**Dataset records**:
------------

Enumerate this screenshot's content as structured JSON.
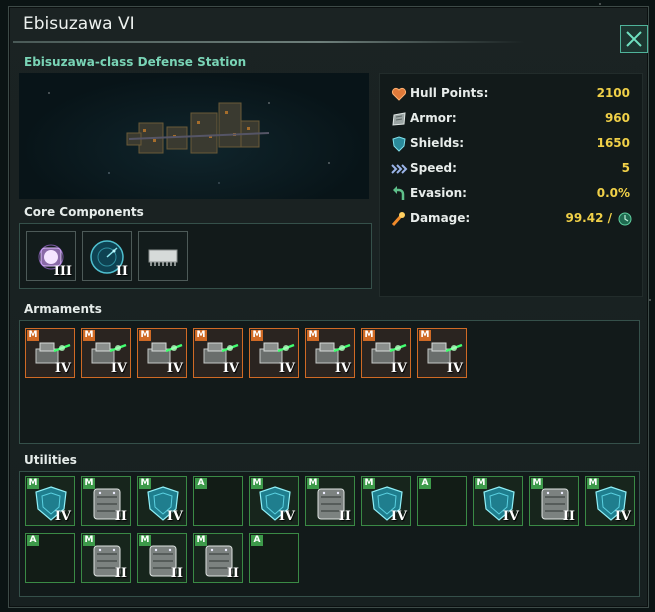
{
  "window": {
    "title": "Ebisuzawa VI",
    "subtitle": "Ebisuzawa-class Defense Station",
    "close_icon": "close-icon"
  },
  "stats": [
    {
      "label": "Hull Points:",
      "value": "2100",
      "icon": "heart-icon",
      "color": "#e07a3a"
    },
    {
      "label": "Armor:",
      "value": "960",
      "icon": "armor-plate-icon",
      "color": "#b9c1c0"
    },
    {
      "label": "Shields:",
      "value": "1650",
      "icon": "shield-icon",
      "color": "#3fb0c0"
    },
    {
      "label": "Speed:",
      "value": "5",
      "icon": "speed-arrows-icon",
      "color": "#8aa0d0"
    },
    {
      "label": "Evasion:",
      "value": "0.0%",
      "icon": "evasion-arrow-icon",
      "color": "#5fc08a"
    },
    {
      "label": "Damage:",
      "value": "99.42 /",
      "icon": "explosion-icon",
      "color": "#f08a2a"
    }
  ],
  "sections": {
    "core": "Core Components",
    "armaments": "Armaments",
    "utilities": "Utilities"
  },
  "core_components": [
    {
      "icon": "reactor-icon",
      "tier": "III"
    },
    {
      "icon": "sensor-radar-icon",
      "tier": "II"
    },
    {
      "icon": "computer-chip-icon",
      "tier": ""
    }
  ],
  "armaments": [
    {
      "tag": "M",
      "tier": "IV"
    },
    {
      "tag": "M",
      "tier": "IV"
    },
    {
      "tag": "M",
      "tier": "IV"
    },
    {
      "tag": "M",
      "tier": "IV"
    },
    {
      "tag": "M",
      "tier": "IV"
    },
    {
      "tag": "M",
      "tier": "IV"
    },
    {
      "tag": "M",
      "tier": "IV"
    },
    {
      "tag": "M",
      "tier": "IV"
    }
  ],
  "utilities": [
    {
      "tag": "M",
      "kind": "shield",
      "tier": "IV"
    },
    {
      "tag": "M",
      "kind": "armor",
      "tier": "II"
    },
    {
      "tag": "M",
      "kind": "shield",
      "tier": "IV"
    },
    {
      "tag": "A",
      "kind": "empty",
      "tier": ""
    },
    {
      "tag": "M",
      "kind": "shield",
      "tier": "IV"
    },
    {
      "tag": "M",
      "kind": "armor",
      "tier": "II"
    },
    {
      "tag": "M",
      "kind": "shield",
      "tier": "IV"
    },
    {
      "tag": "A",
      "kind": "empty",
      "tier": ""
    },
    {
      "tag": "M",
      "kind": "shield",
      "tier": "IV"
    },
    {
      "tag": "M",
      "kind": "armor",
      "tier": "II"
    },
    {
      "tag": "M",
      "kind": "shield",
      "tier": "IV"
    },
    {
      "tag": "A",
      "kind": "empty",
      "tier": ""
    },
    {
      "tag": "M",
      "kind": "armor",
      "tier": "II"
    },
    {
      "tag": "M",
      "kind": "armor",
      "tier": "II"
    },
    {
      "tag": "M",
      "kind": "armor",
      "tier": "II"
    },
    {
      "tag": "A",
      "kind": "empty",
      "tier": ""
    }
  ]
}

------------

**Exercise**:
Tell how many lines contain the word "color", using only the number.

**Full answer**:
6